*Written request*
Within the data that follows, how many lines carry the string "Meyer"? Give the number alone.

───── Data in this exercise

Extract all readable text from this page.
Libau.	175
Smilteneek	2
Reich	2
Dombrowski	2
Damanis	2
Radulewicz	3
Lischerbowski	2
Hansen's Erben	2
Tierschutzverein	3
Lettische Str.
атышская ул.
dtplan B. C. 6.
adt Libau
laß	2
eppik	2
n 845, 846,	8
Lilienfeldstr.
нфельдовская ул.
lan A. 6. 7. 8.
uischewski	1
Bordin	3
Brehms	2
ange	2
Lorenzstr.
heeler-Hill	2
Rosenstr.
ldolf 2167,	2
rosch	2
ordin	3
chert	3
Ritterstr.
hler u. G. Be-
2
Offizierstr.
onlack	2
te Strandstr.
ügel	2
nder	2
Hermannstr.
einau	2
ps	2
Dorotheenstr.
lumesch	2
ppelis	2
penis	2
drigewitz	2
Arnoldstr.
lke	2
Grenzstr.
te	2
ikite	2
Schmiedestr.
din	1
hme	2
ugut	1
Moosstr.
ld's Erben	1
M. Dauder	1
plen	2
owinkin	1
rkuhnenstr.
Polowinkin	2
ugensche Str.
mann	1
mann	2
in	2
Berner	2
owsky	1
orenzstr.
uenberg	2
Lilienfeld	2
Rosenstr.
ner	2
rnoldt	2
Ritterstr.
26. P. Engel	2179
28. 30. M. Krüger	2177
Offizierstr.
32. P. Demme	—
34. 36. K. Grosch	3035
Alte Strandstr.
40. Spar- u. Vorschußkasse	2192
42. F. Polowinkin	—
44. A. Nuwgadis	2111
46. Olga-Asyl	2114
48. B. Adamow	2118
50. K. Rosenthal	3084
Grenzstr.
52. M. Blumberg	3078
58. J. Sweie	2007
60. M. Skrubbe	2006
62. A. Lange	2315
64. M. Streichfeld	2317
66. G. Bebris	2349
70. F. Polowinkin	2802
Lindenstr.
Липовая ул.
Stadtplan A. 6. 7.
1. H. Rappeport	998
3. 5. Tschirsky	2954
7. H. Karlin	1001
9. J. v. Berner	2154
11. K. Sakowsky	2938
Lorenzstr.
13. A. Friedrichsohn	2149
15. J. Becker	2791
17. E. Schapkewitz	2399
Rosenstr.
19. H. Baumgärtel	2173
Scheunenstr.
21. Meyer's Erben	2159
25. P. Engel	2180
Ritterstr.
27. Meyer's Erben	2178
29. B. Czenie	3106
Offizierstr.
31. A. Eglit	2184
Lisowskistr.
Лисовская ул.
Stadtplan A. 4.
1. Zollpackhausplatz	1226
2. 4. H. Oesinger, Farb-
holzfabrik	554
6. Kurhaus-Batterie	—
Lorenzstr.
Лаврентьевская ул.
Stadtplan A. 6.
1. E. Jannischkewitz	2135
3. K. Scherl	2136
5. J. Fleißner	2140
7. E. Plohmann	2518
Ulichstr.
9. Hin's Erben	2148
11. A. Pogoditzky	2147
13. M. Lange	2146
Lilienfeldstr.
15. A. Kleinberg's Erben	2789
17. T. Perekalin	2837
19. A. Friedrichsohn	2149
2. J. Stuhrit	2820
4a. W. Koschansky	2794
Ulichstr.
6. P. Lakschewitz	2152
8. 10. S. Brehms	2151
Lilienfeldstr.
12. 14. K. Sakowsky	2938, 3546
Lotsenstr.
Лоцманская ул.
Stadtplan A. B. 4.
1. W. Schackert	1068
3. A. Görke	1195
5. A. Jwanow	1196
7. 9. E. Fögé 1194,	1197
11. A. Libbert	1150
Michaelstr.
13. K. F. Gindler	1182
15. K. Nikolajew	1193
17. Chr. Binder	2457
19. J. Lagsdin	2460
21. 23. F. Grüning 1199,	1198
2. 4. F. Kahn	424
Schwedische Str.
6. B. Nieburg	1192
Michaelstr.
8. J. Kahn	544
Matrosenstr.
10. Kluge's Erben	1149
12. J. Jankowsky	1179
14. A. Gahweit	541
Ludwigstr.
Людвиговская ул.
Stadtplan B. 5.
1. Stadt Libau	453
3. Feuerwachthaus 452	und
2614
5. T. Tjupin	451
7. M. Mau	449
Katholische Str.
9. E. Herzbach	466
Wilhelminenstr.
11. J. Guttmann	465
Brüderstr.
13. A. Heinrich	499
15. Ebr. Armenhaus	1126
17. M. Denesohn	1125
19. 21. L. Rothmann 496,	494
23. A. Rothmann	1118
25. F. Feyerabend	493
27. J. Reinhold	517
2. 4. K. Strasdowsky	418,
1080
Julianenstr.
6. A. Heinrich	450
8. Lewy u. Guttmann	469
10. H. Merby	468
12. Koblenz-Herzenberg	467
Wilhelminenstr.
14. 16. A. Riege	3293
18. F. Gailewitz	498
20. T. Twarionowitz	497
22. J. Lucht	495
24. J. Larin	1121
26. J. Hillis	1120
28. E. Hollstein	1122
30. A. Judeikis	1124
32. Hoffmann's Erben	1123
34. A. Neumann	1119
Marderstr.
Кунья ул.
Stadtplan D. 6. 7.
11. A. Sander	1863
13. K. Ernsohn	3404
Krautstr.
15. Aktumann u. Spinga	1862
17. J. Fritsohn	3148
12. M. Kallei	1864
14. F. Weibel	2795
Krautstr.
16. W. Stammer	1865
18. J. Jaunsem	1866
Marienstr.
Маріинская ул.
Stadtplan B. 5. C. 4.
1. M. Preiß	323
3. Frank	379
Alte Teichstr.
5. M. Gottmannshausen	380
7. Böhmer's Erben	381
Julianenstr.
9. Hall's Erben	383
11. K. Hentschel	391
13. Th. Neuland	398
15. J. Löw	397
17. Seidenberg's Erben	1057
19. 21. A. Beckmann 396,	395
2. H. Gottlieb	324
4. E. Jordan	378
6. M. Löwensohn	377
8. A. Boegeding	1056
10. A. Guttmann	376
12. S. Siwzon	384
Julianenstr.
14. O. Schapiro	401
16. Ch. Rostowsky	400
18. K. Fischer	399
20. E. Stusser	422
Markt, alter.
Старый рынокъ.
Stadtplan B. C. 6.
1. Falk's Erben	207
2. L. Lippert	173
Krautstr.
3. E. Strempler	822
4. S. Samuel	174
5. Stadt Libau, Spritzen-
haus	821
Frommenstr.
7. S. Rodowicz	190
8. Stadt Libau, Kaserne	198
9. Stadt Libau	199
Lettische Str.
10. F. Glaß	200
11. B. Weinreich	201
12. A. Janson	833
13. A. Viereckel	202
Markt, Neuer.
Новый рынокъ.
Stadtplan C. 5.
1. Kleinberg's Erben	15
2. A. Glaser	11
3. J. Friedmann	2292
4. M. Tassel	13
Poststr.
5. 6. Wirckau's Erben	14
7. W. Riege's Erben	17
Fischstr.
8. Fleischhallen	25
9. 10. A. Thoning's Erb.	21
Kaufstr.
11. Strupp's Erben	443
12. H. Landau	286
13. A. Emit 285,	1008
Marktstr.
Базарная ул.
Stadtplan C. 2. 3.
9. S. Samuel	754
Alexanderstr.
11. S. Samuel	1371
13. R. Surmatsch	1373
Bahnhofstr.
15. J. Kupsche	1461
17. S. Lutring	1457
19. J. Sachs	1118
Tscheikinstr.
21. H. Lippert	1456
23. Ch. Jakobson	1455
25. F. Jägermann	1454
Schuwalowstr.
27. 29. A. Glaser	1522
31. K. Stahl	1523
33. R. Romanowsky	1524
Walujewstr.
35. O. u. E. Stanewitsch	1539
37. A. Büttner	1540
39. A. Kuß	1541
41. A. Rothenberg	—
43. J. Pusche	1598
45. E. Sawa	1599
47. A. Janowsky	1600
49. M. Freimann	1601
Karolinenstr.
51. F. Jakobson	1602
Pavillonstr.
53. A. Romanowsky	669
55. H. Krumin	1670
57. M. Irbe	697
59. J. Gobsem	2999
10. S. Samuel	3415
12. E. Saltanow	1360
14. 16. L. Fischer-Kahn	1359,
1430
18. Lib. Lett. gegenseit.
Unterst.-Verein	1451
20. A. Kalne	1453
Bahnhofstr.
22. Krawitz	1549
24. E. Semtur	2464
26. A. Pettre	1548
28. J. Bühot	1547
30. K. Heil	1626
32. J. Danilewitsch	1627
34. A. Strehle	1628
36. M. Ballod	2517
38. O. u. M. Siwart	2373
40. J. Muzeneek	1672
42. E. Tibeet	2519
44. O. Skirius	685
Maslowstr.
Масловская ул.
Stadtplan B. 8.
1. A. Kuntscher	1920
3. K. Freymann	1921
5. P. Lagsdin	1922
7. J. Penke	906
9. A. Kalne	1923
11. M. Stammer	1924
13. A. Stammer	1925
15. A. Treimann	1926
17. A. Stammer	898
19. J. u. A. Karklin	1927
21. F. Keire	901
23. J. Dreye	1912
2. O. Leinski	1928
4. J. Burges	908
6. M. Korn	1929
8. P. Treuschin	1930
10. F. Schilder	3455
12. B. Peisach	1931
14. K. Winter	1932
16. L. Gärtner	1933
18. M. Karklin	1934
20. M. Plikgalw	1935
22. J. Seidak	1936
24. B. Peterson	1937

──────────

*Solution for this problem*
2